→ **Source data**:
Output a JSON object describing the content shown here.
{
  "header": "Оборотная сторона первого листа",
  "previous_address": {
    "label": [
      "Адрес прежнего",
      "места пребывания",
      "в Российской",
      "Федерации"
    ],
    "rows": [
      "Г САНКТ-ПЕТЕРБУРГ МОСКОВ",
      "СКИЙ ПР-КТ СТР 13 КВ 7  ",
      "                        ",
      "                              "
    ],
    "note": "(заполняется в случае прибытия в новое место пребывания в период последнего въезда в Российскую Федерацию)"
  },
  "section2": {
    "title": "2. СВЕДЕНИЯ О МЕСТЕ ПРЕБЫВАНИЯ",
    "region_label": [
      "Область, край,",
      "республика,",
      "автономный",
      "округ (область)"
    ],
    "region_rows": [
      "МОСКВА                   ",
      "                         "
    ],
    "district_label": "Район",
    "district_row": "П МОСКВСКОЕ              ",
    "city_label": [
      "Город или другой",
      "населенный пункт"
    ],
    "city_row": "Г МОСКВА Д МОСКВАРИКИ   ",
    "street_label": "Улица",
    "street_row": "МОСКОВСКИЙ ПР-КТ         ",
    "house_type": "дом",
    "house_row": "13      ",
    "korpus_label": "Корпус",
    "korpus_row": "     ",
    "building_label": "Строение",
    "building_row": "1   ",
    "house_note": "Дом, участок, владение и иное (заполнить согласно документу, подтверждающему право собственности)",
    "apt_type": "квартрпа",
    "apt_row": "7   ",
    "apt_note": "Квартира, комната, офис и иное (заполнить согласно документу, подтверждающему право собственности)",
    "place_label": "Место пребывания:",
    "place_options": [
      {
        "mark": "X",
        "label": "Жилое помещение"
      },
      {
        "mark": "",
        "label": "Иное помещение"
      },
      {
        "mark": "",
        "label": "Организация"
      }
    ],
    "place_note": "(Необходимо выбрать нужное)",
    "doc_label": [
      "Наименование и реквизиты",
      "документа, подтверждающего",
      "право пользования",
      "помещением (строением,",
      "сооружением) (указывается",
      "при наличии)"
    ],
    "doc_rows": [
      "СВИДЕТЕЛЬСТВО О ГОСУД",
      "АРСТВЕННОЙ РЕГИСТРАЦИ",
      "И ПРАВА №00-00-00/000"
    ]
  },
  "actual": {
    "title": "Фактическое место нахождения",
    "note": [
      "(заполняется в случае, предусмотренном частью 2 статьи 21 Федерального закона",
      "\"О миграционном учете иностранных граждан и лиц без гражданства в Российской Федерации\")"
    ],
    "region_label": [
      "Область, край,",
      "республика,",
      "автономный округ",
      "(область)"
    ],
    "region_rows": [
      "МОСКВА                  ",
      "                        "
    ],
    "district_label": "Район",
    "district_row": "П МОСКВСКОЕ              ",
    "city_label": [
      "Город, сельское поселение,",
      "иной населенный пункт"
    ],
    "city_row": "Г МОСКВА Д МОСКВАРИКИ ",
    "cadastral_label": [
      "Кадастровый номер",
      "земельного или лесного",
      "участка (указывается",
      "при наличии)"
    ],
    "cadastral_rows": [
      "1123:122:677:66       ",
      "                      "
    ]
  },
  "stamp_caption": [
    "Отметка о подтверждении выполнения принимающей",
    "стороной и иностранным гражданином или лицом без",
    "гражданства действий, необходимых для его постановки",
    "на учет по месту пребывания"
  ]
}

→ **To be done**: Isolate the lines that hold the word "МОСКВАРИКИ" and copy all of them.

→ **Solution to this exercise**:
    "city_row": "Г МОСКВА Д МОСКВАРИКИ   ",
    "city_row": "Г МОСКВА Д МОСКВАРИКИ ",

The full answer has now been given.